-- START Materials provided --

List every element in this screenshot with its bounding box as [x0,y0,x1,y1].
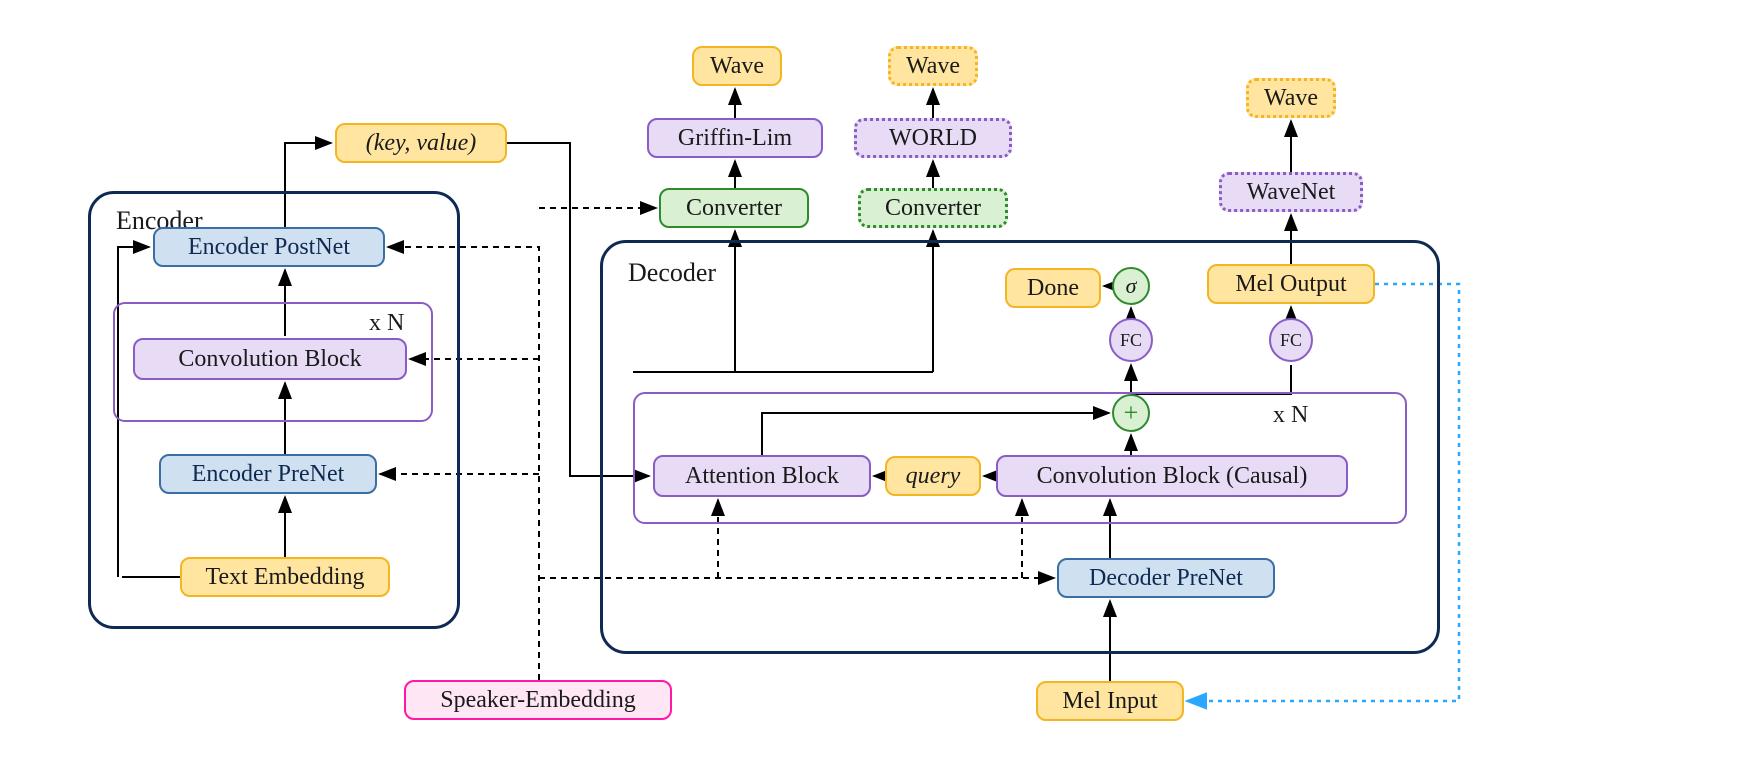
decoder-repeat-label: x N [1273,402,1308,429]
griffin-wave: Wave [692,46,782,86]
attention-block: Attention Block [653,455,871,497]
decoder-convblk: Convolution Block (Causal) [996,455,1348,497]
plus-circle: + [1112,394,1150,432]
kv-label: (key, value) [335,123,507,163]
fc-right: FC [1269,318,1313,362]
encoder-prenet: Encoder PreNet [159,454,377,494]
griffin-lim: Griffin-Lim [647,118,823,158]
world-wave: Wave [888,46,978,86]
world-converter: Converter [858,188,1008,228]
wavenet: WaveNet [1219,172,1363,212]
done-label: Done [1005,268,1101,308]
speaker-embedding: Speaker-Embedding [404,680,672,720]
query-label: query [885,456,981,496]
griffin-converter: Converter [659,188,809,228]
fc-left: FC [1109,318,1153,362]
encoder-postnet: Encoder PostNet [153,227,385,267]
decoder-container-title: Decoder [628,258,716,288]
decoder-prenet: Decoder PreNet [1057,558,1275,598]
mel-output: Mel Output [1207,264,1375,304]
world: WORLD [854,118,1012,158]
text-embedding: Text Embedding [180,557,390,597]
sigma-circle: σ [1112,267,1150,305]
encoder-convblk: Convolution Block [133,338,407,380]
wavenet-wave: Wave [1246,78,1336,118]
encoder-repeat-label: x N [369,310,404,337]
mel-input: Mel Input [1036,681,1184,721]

-- END Materials provided --

- **Requirement**: Express every line of the listing above as a Markdown table with the columns Row and Line, where Row numbers each line in order and Line holds its text. Leave out blank lines and the pictures.

- **Solution to this exercise**:
| Row | Line |
|---|---|
| 1 | List every element in this screenshot with its bounding box as [x0,y0,x1,y1]. |
| 2 | decoder-repeat-label: x N [1273,402,1308,429] |
| 3 | griffin-wave: Wave [692,46,782,86] |
| 4 | attention-block: Attention Block [653,455,871,497] |
| 5 | decoder-convblk: Convolution Block (Causal) [996,455,1348,497] |
| 6 | plus-circle: + [1112,394,1150,432] |
| 7 | kv-label: (key, value) [335,123,507,163] |
| 8 | fc-right: FC [1269,318,1313,362] |
| 9 | encoder-prenet: Encoder PreNet [159,454,377,494] |
| 10 | griffin-lim: Griffin-Lim [647,118,823,158] |
| 11 | world-wave: Wave [888,46,978,86] |
| 12 | world-converter: Converter [858,188,1008,228] |
| 13 | wavenet: WaveNet [1219,172,1363,212] |
| 14 | done-label: Done [1005,268,1101,308] |
| 15 | speaker-embedding: Speaker-Embedding [404,680,672,720] |
| 16 | query-label: query [885,456,981,496] |
| 17 | griffin-converter: Converter [659,188,809,228] |
| 18 | fc-left: FC [1109,318,1153,362] |
| 19 | encoder-postnet: Encoder PostNet [153,227,385,267] |
| 20 | decoder-container-title: Decoder [628,258,716,288] |
| 21 | decoder-prenet: Decoder PreNet [1057,558,1275,598] |
| 22 | mel-output: Mel Output [1207,264,1375,304] |
| 23 | world: WORLD [854,118,1012,158] |
| 24 | text-embedding: Text Embedding [180,557,390,597] |
| 25 | sigma-circle: σ [1112,267,1150,305] |
| 26 | encoder-convblk: Convolution Block [133,338,407,380] |
| 27 | wavenet-wave: Wave [1246,78,1336,118] |
| 28 | encoder-repeat-label: x N [369,310,404,337] |
| 29 | mel-input: Mel Input [1036,681,1184,721] |